## Set task
Repeat every record below exactly, but leave out any pictures.
======== Records shown
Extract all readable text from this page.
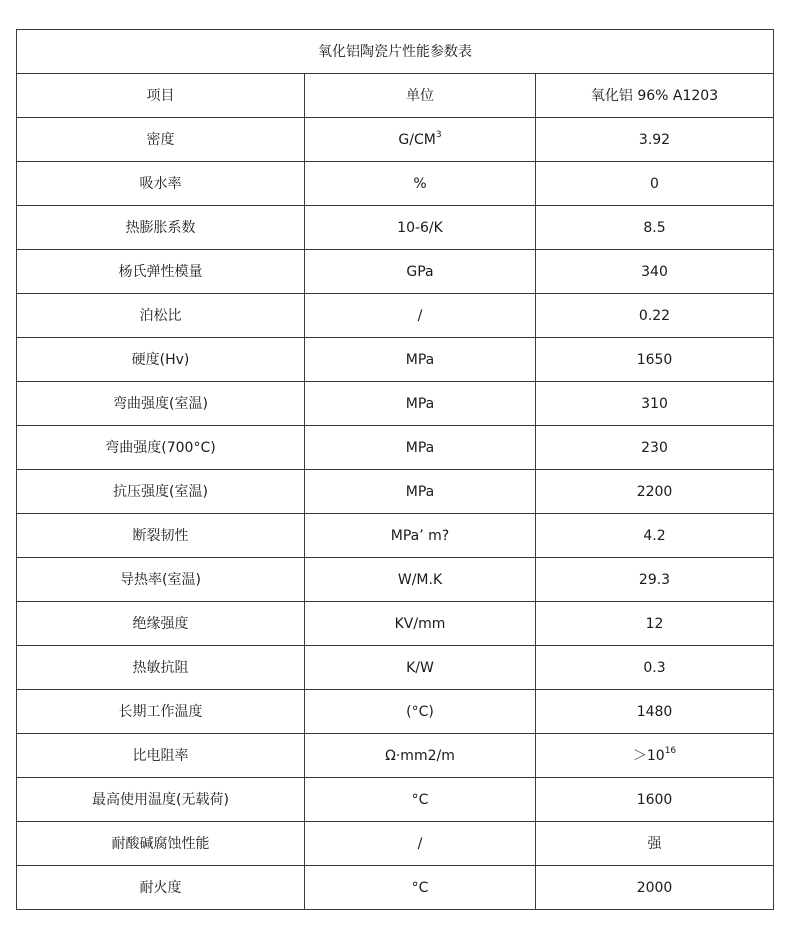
氧化铝陶瓷片性能参数表		
项目	单位	氧化铝 96% A1203
密度	$G/CM^3$	3.92
吸水率	%	0
热膨胀系数	10-6/K	8.5
杨氏弹性模量	GPa	340
泊松比	/	0.22
硬度(Hv)	MPa	1650
弯曲强度(室温)	MPa	310
弯曲强度(700°C)	MPa	230
抗压强度(室温)	MPa	2200
断裂韧性	MPa’ m?	4.2
导热率(室温)	W/M.K	29.3
绝缘强度	KV/mm	12
热敏抗阻	K/W	0.3
长期工作温度	(°C)	1480
比电阻率	Ω·mm2/m	$>10^{16}$
最高使用温度(无载荷)	°C	1600
耐酸碱腐蚀性能	/	强
耐火度	°C	2000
================
## The completed task
Extract all readable text from this page.
氧化铝陶瓷片性能参数表		
项目	单位	氧化铝 96% A1203
密度	$G/CM^3$	3.92
吸水率	%	0
热膨胀系数	10-6/K	8.5
杨氏弹性模量	GPa	340
泊松比	/	0.22
硬度(Hv)	MPa	1650
弯曲强度(室温)	MPa	310
弯曲强度(700°C)	MPa	230
抗压强度(室温)	MPa	2200
断裂韧性	MPa’ m?	4.2
导热率(室温)	W/M.K	29.3
绝缘强度	KV/mm	12
热敏抗阻	K/W	0.3
长期工作温度	(°C)	1480
比电阻率	Ω·mm2/m	$>10^{16}$
最高使用温度(无载荷)	°C	1600
耐酸碱腐蚀性能	/	强
耐火度	°C	2000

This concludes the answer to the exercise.